WHAT TO PRODUCE: Work out how many lines of the material below mention the word "西亚青锦"; reply with the number only.

DATASET ROWS:
┄┄┄┄┄┄┄┄┄┄┄┄┄┄┄┄┄┄┄┄
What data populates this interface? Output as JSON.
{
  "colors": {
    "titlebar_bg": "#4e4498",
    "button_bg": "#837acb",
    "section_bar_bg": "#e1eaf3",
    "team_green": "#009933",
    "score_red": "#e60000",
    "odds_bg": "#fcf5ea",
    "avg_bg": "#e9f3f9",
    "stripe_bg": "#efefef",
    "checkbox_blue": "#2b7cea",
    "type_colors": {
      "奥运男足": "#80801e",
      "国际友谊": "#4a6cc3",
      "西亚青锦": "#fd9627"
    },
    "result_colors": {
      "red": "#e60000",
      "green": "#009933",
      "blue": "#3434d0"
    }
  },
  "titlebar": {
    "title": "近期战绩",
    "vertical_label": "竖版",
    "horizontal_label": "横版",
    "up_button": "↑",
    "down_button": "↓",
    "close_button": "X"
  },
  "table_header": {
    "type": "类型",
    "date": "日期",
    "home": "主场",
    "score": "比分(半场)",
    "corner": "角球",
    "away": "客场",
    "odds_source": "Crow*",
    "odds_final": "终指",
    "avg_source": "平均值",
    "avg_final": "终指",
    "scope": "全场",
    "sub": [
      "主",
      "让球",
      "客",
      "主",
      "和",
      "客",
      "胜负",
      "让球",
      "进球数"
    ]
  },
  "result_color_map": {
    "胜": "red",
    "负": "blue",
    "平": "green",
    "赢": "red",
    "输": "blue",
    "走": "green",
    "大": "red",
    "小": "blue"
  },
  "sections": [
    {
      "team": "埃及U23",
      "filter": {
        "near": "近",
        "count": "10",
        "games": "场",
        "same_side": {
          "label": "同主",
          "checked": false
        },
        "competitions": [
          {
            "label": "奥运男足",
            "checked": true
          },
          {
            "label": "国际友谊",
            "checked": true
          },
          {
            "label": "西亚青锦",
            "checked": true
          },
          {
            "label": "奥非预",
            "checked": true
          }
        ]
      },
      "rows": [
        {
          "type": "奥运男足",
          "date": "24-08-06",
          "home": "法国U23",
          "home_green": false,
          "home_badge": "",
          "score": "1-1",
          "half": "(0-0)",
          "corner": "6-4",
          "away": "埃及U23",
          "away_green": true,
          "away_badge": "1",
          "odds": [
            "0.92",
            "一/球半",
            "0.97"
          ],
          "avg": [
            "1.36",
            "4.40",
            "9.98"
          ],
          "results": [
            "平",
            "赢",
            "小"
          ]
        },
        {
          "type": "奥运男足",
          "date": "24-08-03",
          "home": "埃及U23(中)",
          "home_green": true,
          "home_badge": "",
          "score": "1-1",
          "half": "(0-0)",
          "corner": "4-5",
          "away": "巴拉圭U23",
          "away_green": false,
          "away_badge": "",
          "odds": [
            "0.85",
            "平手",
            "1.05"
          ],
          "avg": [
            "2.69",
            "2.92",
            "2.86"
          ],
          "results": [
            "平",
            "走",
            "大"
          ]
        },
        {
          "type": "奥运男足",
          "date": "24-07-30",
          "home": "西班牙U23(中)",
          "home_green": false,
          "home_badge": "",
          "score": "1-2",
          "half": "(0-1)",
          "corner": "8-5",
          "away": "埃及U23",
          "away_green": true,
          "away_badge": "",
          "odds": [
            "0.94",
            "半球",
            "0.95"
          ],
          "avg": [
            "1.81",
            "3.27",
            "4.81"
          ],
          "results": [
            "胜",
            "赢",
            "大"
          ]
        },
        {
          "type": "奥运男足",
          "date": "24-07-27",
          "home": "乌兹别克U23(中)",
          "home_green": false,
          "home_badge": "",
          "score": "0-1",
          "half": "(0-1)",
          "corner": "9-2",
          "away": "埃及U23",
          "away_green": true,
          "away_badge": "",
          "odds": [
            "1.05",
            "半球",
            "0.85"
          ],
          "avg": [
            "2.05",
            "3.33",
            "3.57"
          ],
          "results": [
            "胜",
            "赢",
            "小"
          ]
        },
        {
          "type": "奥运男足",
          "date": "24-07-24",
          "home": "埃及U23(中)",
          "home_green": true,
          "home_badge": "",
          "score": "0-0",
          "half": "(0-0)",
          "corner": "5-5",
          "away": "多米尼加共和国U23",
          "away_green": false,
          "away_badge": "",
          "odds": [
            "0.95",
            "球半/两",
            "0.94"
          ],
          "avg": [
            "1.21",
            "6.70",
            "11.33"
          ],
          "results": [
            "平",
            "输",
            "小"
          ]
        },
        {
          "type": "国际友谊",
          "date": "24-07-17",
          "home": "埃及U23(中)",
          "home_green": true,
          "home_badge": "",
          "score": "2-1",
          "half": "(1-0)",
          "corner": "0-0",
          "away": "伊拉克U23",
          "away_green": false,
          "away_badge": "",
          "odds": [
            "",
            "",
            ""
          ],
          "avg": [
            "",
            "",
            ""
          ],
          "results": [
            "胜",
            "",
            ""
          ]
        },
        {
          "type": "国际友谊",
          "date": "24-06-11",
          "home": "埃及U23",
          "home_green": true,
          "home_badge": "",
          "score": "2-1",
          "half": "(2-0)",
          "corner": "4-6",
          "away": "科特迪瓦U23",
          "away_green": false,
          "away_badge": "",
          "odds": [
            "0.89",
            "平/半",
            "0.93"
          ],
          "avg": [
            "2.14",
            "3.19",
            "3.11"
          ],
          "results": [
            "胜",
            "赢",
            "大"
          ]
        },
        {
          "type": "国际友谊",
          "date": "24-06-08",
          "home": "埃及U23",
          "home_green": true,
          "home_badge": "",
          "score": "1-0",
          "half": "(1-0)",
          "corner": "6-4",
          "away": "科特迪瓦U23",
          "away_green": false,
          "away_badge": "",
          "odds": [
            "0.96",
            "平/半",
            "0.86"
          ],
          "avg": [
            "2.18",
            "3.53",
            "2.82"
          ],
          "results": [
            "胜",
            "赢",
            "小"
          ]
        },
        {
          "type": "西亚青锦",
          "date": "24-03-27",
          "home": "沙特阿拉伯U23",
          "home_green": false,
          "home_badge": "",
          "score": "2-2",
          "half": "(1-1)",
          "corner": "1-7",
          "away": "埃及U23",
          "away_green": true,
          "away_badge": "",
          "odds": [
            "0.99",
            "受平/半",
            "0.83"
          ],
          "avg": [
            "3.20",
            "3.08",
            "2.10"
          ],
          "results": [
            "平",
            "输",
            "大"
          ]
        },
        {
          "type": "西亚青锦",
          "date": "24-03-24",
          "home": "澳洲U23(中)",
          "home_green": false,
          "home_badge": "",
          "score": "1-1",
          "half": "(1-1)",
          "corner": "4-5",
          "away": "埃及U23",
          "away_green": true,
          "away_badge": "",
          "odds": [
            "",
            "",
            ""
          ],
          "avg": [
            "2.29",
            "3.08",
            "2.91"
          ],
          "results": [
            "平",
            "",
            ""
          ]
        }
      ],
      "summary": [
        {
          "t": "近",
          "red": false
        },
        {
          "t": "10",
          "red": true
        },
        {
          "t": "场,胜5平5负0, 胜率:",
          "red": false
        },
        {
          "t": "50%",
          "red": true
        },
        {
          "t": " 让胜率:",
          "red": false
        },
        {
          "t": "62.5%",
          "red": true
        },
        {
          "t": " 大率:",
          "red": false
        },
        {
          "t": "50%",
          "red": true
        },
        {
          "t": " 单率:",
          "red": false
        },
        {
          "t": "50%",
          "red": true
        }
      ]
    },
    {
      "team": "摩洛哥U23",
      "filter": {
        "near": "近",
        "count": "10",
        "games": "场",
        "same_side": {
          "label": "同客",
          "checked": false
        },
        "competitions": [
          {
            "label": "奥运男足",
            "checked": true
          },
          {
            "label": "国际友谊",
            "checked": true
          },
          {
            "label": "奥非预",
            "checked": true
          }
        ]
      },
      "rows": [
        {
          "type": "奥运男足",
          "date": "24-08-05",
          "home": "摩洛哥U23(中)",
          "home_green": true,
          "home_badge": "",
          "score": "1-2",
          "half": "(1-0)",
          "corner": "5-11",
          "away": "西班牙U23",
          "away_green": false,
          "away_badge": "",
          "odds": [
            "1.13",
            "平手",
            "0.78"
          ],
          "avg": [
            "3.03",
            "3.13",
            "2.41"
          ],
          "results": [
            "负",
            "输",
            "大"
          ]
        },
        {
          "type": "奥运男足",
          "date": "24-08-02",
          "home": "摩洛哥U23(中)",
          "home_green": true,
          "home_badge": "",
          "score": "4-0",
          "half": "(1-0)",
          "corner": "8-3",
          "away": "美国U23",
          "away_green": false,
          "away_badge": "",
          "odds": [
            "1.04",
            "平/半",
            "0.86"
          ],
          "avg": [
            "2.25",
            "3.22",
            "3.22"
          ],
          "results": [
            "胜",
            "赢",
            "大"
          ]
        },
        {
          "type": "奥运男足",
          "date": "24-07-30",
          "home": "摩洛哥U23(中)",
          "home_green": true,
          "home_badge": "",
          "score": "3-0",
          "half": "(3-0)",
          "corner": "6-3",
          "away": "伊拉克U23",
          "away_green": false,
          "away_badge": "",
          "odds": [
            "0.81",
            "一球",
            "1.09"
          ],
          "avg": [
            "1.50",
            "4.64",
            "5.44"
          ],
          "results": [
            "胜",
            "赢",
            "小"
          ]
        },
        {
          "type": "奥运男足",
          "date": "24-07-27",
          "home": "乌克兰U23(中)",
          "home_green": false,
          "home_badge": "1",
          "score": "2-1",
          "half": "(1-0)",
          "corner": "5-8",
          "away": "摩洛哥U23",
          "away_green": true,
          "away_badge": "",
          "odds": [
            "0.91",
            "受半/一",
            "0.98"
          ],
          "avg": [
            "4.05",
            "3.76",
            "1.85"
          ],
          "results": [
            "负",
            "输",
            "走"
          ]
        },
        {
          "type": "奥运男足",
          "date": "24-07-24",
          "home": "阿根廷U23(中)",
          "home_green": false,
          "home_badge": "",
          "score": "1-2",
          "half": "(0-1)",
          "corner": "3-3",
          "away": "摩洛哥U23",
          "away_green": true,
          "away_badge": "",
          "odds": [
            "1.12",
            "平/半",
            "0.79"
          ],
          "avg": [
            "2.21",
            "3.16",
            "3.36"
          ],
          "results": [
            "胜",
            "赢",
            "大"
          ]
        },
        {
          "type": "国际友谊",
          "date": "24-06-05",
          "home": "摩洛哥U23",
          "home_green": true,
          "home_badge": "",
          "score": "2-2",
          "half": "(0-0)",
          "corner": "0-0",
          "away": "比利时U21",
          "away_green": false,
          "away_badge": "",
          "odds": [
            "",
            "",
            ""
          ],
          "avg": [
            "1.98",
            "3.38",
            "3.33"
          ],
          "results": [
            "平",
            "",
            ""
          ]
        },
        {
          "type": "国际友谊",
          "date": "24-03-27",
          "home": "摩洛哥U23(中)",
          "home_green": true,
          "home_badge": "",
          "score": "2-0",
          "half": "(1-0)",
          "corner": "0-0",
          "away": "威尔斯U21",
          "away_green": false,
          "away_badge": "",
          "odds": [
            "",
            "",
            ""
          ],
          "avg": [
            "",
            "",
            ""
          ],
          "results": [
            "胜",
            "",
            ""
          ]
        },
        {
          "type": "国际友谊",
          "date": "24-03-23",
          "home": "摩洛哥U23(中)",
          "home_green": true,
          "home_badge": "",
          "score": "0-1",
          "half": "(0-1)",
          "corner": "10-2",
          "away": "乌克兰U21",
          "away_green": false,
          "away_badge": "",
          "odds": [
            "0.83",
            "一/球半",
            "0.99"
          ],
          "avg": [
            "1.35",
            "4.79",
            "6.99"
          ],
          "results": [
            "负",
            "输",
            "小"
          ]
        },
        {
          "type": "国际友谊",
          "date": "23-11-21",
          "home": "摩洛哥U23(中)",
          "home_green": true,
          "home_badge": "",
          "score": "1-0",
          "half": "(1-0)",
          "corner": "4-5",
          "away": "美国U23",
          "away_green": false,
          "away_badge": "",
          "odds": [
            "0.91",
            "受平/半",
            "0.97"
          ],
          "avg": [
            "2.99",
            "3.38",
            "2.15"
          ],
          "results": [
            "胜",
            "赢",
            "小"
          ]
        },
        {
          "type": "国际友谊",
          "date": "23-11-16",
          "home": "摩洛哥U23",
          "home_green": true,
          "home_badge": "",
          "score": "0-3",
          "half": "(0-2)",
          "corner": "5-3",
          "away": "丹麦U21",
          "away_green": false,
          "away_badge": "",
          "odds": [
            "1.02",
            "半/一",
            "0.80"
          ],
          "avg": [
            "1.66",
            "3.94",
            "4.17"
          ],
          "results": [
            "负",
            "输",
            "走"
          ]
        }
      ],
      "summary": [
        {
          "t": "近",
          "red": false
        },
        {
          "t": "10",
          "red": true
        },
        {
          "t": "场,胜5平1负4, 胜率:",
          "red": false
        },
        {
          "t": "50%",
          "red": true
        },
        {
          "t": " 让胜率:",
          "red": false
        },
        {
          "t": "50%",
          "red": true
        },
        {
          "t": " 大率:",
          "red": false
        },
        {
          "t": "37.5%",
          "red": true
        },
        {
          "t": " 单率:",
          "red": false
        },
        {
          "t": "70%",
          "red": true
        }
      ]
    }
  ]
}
┄┄┄┄┄┄┄┄┄┄┄┄┄┄┄┄┄┄┄┄
EXERCISE RESULT: 4